------ Extracted data
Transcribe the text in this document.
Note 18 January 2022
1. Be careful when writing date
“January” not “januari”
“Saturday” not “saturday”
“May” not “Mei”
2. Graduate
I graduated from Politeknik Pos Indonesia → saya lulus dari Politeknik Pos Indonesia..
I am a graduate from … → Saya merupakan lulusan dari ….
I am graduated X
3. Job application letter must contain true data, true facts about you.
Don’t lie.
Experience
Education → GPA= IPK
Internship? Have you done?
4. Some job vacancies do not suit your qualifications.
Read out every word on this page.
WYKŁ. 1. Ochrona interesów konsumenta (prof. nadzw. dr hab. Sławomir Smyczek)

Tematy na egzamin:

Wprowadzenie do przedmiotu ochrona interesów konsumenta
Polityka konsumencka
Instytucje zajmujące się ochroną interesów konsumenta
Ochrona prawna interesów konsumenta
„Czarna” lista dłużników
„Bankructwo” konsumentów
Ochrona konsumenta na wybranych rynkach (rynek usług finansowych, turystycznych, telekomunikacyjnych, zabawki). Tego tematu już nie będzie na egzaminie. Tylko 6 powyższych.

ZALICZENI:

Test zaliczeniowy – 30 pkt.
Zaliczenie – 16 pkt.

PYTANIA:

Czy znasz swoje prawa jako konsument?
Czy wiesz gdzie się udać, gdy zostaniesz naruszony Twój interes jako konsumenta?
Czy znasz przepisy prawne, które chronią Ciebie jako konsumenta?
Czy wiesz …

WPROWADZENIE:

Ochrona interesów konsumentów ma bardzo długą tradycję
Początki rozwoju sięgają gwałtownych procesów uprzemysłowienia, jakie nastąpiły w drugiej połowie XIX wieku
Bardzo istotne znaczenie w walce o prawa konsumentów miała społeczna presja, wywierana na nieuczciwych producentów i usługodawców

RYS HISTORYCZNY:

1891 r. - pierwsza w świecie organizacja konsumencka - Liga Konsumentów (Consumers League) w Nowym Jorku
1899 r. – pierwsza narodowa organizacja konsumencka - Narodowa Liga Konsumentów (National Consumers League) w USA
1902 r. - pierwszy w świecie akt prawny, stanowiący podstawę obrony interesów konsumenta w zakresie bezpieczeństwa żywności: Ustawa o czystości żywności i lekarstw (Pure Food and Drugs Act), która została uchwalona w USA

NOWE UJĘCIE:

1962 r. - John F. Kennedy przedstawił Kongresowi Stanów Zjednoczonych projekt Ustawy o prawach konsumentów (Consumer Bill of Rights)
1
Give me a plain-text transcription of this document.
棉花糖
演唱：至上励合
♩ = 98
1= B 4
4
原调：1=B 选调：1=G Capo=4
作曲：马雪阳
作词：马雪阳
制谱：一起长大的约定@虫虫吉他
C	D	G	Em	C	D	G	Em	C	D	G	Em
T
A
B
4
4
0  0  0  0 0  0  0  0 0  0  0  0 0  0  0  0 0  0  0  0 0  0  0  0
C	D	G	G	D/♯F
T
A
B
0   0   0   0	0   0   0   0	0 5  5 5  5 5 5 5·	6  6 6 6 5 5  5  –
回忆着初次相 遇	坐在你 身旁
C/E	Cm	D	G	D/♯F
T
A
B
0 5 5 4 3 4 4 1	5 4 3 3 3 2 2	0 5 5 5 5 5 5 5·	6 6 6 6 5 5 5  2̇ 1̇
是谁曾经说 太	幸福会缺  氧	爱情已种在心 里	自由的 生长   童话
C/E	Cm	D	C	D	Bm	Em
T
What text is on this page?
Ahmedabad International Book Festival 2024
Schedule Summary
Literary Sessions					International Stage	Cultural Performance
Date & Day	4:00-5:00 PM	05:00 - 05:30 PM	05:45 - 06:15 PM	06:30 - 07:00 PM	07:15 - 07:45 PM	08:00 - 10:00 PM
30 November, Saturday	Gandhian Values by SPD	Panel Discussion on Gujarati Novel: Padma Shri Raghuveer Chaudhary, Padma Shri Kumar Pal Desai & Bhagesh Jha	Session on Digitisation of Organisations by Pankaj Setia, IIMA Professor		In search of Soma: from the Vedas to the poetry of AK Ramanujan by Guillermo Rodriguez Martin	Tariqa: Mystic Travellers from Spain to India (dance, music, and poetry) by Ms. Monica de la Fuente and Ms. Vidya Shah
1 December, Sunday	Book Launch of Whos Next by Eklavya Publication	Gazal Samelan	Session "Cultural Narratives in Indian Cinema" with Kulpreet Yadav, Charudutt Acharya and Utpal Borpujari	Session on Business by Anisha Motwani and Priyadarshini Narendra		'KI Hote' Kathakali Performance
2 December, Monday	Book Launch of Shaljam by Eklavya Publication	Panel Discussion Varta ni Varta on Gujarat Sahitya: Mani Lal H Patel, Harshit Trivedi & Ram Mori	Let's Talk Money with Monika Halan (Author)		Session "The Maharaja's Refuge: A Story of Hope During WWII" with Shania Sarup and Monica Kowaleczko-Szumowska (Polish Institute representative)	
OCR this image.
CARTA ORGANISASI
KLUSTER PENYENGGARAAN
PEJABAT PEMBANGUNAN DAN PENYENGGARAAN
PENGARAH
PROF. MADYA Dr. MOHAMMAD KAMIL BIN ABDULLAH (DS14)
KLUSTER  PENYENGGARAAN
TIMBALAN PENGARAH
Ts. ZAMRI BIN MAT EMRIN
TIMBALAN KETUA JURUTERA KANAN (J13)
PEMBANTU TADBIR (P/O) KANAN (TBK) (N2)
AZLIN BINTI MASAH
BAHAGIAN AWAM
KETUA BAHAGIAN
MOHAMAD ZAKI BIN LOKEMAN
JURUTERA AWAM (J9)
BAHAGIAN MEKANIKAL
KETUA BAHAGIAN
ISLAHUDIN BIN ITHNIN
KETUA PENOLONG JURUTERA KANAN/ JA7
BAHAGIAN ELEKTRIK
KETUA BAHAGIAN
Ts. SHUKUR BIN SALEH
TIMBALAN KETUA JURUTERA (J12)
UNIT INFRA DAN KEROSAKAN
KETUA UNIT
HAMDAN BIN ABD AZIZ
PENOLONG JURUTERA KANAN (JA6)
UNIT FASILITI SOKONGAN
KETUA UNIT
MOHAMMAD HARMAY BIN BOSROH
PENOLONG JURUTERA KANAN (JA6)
------------
> [Set exercise]: Of the lines in the records, determine how many contain the word "Panel", and report that number alone.

> [Written solution]: 2